▶ [DATASET CONTENT]:
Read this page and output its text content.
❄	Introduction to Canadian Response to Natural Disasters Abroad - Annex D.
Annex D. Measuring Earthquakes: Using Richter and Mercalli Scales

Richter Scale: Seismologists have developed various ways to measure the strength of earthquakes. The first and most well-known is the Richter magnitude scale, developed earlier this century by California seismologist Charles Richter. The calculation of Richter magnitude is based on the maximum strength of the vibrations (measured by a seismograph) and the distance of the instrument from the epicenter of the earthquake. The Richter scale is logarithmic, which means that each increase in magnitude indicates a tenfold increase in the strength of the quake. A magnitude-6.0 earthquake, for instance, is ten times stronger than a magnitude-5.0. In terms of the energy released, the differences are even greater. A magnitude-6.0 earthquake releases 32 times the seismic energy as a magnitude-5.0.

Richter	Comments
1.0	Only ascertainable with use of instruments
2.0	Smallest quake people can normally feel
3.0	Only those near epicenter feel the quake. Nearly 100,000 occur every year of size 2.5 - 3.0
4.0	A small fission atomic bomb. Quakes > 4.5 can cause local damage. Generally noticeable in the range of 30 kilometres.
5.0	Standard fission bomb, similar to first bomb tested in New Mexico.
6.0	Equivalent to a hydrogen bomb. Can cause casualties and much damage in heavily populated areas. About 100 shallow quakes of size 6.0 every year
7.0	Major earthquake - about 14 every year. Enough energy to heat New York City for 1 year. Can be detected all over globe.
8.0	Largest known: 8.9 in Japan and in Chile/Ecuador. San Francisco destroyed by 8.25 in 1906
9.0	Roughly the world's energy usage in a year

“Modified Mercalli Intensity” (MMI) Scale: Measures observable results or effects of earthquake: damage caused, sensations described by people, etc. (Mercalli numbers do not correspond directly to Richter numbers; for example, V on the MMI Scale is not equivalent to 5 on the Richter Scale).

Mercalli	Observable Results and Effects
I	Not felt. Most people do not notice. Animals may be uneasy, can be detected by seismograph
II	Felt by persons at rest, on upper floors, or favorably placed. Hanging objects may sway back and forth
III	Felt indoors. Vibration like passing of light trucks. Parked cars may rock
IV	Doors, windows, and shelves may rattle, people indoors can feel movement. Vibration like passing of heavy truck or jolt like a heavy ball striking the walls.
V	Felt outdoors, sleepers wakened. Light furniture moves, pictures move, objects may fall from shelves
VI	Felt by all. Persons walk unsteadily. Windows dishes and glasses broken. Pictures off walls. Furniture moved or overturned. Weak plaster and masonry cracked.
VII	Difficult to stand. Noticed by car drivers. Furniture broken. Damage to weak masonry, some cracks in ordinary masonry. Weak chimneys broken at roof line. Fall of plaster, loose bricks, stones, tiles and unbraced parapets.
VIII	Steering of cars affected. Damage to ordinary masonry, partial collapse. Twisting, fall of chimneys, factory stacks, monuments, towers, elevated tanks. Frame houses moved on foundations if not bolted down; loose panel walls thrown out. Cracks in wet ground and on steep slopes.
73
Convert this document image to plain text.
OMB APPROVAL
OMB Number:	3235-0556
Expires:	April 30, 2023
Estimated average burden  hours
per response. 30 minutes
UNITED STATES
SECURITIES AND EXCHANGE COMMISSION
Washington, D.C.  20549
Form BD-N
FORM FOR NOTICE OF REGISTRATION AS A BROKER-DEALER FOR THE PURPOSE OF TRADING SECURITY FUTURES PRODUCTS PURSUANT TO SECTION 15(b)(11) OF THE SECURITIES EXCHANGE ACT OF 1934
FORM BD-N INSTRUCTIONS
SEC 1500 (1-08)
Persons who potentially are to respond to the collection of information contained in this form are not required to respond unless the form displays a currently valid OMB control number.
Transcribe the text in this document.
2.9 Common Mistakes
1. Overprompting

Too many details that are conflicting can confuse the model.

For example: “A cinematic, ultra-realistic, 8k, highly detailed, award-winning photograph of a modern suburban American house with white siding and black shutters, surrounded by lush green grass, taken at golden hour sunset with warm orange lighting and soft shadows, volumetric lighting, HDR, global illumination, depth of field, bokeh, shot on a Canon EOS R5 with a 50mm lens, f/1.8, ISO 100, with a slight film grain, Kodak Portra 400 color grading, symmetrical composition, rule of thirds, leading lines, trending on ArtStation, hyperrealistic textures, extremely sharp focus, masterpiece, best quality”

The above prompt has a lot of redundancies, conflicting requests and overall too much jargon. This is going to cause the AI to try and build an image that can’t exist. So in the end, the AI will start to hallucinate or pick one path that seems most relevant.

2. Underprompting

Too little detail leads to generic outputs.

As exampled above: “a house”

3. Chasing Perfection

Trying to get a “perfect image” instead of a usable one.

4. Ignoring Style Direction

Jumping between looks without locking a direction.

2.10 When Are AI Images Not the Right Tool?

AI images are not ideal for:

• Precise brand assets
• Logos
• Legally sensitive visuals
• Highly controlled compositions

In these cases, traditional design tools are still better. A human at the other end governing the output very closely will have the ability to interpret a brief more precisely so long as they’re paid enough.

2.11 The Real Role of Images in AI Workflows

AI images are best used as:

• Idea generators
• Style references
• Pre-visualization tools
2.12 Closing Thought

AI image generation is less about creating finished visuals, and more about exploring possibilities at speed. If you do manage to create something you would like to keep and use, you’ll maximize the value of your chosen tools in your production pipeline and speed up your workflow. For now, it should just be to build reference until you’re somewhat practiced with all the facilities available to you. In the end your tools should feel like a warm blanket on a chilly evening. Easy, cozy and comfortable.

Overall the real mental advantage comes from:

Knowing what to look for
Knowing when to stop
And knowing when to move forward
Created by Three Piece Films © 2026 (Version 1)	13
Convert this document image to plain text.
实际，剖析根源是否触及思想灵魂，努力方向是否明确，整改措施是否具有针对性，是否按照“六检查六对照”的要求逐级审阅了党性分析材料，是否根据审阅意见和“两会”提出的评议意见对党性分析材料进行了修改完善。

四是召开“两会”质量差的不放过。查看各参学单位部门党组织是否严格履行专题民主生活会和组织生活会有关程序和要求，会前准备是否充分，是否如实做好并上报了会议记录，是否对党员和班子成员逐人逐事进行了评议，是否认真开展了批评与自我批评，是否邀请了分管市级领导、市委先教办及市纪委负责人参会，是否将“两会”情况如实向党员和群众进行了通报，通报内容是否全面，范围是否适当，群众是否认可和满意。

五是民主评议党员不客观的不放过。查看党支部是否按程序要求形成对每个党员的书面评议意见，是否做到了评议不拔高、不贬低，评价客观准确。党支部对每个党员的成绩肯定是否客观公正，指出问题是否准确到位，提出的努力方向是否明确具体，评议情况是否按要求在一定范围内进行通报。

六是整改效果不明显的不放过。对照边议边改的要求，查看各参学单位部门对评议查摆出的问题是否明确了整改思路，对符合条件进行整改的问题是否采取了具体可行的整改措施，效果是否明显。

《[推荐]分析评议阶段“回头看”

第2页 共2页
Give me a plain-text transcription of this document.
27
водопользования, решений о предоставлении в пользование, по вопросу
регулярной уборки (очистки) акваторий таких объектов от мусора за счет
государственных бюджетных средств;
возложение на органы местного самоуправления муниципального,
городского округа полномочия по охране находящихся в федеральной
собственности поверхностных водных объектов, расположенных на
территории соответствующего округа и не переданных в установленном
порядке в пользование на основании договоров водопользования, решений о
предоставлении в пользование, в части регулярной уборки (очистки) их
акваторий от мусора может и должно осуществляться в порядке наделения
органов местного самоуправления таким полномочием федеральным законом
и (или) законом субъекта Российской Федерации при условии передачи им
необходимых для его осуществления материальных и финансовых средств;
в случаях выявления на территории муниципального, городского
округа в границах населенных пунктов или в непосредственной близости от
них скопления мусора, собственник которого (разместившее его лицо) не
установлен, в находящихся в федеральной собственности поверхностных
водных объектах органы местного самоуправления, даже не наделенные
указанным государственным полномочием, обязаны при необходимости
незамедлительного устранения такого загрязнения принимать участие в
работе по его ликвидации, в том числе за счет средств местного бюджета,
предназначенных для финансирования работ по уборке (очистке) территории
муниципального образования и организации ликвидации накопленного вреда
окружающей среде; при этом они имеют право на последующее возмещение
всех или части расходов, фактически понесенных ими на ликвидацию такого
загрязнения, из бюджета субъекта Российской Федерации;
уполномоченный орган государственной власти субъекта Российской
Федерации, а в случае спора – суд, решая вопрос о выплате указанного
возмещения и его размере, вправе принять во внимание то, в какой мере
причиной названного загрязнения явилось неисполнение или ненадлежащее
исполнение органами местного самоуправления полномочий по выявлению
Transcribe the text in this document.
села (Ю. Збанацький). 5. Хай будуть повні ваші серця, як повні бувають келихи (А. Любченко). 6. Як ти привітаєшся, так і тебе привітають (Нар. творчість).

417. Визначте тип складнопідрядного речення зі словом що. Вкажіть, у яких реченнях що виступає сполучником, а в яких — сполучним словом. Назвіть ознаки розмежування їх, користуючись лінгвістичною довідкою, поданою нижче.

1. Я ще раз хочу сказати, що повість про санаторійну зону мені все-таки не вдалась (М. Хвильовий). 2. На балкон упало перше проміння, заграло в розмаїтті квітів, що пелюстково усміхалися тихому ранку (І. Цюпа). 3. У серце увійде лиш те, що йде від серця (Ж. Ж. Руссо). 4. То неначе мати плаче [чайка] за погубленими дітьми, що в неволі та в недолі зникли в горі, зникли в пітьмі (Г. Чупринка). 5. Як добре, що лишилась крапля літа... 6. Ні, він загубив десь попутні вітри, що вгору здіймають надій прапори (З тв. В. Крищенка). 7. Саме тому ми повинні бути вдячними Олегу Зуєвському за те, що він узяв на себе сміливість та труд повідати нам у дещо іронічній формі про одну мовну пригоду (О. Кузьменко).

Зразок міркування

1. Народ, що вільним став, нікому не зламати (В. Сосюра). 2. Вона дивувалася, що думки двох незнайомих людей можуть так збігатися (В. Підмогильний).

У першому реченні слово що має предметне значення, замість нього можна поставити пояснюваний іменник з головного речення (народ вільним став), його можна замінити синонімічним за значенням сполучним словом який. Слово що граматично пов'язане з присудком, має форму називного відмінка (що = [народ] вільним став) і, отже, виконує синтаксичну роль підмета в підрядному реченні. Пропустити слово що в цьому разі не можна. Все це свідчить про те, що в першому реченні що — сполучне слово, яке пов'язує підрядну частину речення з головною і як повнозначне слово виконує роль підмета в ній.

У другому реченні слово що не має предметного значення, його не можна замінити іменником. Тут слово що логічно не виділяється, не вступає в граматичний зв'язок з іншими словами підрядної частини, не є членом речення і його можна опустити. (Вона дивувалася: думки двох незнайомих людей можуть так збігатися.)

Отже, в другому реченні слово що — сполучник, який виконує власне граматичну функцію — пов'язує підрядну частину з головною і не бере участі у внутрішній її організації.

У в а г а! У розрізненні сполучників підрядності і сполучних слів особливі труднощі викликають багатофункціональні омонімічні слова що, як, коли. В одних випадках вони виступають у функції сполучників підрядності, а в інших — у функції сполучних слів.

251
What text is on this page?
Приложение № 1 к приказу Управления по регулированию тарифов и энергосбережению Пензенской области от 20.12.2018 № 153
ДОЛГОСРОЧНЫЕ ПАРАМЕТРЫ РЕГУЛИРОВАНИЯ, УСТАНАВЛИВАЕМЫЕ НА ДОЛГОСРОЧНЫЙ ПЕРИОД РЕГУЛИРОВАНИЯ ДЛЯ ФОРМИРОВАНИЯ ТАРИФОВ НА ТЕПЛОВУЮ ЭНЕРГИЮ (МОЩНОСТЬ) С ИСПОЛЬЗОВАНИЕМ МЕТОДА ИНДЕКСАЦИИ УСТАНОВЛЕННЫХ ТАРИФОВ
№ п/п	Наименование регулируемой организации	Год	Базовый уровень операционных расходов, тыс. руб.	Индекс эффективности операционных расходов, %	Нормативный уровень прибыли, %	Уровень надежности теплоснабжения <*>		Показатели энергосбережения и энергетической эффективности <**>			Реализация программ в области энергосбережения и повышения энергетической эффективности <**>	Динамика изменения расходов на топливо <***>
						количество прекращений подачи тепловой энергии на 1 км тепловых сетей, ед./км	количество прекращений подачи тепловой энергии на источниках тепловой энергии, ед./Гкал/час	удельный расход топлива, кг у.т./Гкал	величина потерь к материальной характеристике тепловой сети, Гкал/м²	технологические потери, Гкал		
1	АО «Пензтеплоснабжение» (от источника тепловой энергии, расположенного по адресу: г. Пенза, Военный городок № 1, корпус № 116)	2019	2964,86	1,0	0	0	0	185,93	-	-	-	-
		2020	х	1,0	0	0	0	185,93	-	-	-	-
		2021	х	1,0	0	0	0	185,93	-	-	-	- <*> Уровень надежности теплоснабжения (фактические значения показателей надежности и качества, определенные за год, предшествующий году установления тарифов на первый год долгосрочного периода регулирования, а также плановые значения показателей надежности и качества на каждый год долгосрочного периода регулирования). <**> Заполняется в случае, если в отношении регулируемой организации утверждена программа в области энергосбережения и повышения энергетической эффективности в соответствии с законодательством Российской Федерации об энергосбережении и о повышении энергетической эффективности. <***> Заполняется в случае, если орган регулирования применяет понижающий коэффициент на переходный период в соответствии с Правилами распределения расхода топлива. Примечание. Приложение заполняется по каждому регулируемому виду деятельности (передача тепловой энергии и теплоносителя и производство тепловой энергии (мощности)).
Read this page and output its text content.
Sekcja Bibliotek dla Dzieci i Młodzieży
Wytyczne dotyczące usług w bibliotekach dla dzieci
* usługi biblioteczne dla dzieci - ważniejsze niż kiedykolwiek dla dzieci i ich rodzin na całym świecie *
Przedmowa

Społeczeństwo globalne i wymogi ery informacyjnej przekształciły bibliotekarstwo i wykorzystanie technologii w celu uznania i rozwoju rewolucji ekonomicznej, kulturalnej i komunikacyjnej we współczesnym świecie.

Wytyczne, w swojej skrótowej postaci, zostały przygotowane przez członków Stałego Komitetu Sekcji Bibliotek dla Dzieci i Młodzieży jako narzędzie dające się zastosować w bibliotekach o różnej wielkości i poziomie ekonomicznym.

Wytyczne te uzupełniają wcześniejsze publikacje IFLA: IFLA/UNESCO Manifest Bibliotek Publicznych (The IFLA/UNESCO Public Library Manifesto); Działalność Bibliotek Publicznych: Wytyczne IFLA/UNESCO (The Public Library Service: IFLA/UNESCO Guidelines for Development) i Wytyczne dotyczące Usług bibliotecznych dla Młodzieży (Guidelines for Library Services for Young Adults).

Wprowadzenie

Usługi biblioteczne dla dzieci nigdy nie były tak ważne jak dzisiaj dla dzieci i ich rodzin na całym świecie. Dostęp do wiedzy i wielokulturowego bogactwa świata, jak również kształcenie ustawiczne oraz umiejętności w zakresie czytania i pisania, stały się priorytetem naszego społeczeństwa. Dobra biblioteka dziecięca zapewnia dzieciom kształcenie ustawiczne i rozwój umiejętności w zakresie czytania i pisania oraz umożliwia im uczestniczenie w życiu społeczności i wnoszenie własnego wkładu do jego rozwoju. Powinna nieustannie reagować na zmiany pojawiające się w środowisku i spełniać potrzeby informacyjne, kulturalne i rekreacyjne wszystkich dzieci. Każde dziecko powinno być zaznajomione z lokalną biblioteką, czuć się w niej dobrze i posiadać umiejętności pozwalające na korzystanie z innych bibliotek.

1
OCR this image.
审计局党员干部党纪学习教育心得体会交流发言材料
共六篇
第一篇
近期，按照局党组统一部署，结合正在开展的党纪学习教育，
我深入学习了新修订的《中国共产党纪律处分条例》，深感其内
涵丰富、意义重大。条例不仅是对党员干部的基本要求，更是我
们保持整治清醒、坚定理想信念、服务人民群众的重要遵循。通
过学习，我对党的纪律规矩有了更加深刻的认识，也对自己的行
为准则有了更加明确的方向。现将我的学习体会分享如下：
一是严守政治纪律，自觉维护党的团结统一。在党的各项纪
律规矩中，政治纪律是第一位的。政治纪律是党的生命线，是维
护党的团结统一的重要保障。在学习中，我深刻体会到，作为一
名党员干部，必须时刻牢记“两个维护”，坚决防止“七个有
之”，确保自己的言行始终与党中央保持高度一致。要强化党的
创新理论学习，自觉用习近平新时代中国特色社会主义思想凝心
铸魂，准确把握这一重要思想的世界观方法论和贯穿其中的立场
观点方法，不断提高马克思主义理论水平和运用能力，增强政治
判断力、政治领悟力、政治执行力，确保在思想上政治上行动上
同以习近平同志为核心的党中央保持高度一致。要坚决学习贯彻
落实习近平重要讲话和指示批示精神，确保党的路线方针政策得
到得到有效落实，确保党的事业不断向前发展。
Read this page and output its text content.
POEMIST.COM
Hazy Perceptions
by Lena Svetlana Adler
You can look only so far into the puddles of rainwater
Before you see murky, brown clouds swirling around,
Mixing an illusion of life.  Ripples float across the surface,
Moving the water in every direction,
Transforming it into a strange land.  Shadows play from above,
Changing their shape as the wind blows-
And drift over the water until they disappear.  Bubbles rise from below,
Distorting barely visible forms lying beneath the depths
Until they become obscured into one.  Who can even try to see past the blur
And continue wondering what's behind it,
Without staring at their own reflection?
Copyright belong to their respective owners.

▶ [WHAT TO DO]: Your task is to gather all lines from the entries above that hold the word "акваторий".

▶ [EXERCISE RESULT]:
регулярной уборки (очистки) акваторий таких объектов от мусора за счет
акваторий от мусора может и должно осуществляться в порядке наделения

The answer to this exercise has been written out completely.